» EXERCISE BRIEF: Every entry must be copied word for word.
-------- STORED RECORDS --------
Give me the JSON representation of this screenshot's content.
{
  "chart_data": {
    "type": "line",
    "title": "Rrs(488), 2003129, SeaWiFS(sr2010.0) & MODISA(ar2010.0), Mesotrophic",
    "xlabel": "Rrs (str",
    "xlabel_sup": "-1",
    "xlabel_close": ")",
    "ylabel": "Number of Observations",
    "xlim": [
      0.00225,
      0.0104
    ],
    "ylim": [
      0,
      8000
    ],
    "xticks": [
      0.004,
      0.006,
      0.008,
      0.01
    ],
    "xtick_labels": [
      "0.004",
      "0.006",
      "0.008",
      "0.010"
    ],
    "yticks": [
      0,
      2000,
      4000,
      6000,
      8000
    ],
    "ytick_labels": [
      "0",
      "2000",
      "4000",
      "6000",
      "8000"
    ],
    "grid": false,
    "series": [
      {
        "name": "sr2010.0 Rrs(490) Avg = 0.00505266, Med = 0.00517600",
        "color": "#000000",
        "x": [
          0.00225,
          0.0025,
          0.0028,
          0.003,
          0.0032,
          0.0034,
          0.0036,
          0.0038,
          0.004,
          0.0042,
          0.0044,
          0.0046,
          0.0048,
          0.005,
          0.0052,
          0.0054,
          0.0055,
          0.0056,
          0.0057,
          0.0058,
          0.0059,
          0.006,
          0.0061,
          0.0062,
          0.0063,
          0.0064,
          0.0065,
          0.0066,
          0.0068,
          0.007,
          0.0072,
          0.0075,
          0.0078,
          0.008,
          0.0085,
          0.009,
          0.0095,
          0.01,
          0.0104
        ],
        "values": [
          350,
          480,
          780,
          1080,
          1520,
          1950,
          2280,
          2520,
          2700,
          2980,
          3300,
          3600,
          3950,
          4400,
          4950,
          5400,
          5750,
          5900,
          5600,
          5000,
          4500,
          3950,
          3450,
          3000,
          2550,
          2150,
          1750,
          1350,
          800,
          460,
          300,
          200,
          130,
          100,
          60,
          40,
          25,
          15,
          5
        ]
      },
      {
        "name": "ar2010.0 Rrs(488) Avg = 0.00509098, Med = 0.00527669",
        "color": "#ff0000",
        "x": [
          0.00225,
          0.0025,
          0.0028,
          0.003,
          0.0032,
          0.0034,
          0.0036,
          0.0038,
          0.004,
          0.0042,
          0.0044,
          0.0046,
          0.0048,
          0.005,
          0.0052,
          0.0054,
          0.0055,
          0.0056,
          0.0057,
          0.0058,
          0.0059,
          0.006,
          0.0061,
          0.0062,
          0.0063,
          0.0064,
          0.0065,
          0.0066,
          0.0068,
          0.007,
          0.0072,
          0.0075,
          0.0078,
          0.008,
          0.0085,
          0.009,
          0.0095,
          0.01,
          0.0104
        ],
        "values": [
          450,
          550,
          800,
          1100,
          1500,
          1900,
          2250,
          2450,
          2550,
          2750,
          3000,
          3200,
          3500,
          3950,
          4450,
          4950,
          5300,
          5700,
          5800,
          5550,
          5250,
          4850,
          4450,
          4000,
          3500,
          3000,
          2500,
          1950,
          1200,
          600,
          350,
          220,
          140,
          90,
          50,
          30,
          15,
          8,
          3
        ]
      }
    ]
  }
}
--------
» WORKED ANSWER:
Give me the JSON representation of this screenshot's content.
{
  "chart_data": {
    "type": "line",
    "title": "Rrs(488), 2003129, SeaWiFS(sr2010.0) & MODISA(ar2010.0), Mesotrophic",
    "xlabel": "Rrs (str",
    "xlabel_sup": "-1",
    "xlabel_close": ")",
    "ylabel": "Number of Observations",
    "xlim": [
      0.00225,
      0.0104
    ],
    "ylim": [
      0,
      8000
    ],
    "xticks": [
      0.004,
      0.006,
      0.008,
      0.01
    ],
    "xtick_labels": [
      "0.004",
      "0.006",
      "0.008",
      "0.010"
    ],
    "yticks": [
      0,
      2000,
      4000,
      6000,
      8000
    ],
    "ytick_labels": [
      "0",
      "2000",
      "4000",
      "6000",
      "8000"
    ],
    "grid": false,
    "series": [
      {
        "name": "sr2010.0 Rrs(490) Avg = 0.00505266, Med = 0.00517600",
        "color": "#000000",
        "x": [
          0.00225,
          0.0025,
          0.0028,
          0.003,
          0.0032,
          0.0034,
          0.0036,
          0.0038,
          0.004,
          0.0042,
          0.0044,
          0.0046,
          0.0048,
          0.005,
          0.0052,
          0.0054,
          0.0055,
          0.0056,
          0.0057,
          0.0058,
          0.0059,
          0.006,
          0.0061,
          0.0062,
          0.0063,
          0.0064,
          0.0065,
          0.0066,
          0.0068,
          0.007,
          0.0072,
          0.0075,
          0.0078,
          0.008,
          0.0085,
          0.009,
          0.0095,
          0.01,
          0.0104
        ],
        "values": [
          350,
          480,
          780,
          1080,
          1520,
          1950,
          2280,
          2520,
          2700,
          2980,
          3300,
          3600,
          3950,
          4400,
          4950,
          5400,
          5750,
          5900,
          5600,
          5000,
          4500,
          3950,
          3450,
          3000,
          2550,
          2150,
          1750,
          1350,
          800,
          460,
          300,
          200,
          130,
          100,
          60,
          40,
          25,
          15,
          5
        ]
      },
      {
        "name": "ar2010.0 Rrs(488) Avg = 0.00509098, Med = 0.00527669",
        "color": "#ff0000",
        "x": [
          0.00225,
          0.0025,
          0.0028,
          0.003,
          0.0032,
          0.0034,
          0.0036,
          0.0038,
          0.004,
          0.0042,
          0.0044,
          0.0046,
          0.0048,
          0.005,
          0.0052,
          0.0054,
          0.0055,
          0.0056,
          0.0057,
          0.0058,
          0.0059,
          0.006,
          0.0061,
          0.0062,
          0.0063,
          0.0064,
          0.0065,
          0.0066,
          0.0068,
          0.007,
          0.0072,
          0.0075,
          0.0078,
          0.008,
          0.0085,
          0.009,
          0.0095,
          0.01,
          0.0104
        ],
        "values": [
          450,
          550,
          800,
          1100,
          1500,
          1900,
          2250,
          2450,
          2550,
          2750,
          3000,
          3200,
          3500,
          3950,
          4450,
          4950,
          5300,
          5700,
          5800,
          5550,
          5250,
          4850,
          4450,
          4000,
          3500,
          3000,
          2500,
          1950,
          1200,
          600,
          350,
          220,
          140,
          90,
          50,
          30,
          15,
          8,
          3
        ]
      }
    ]
  }
}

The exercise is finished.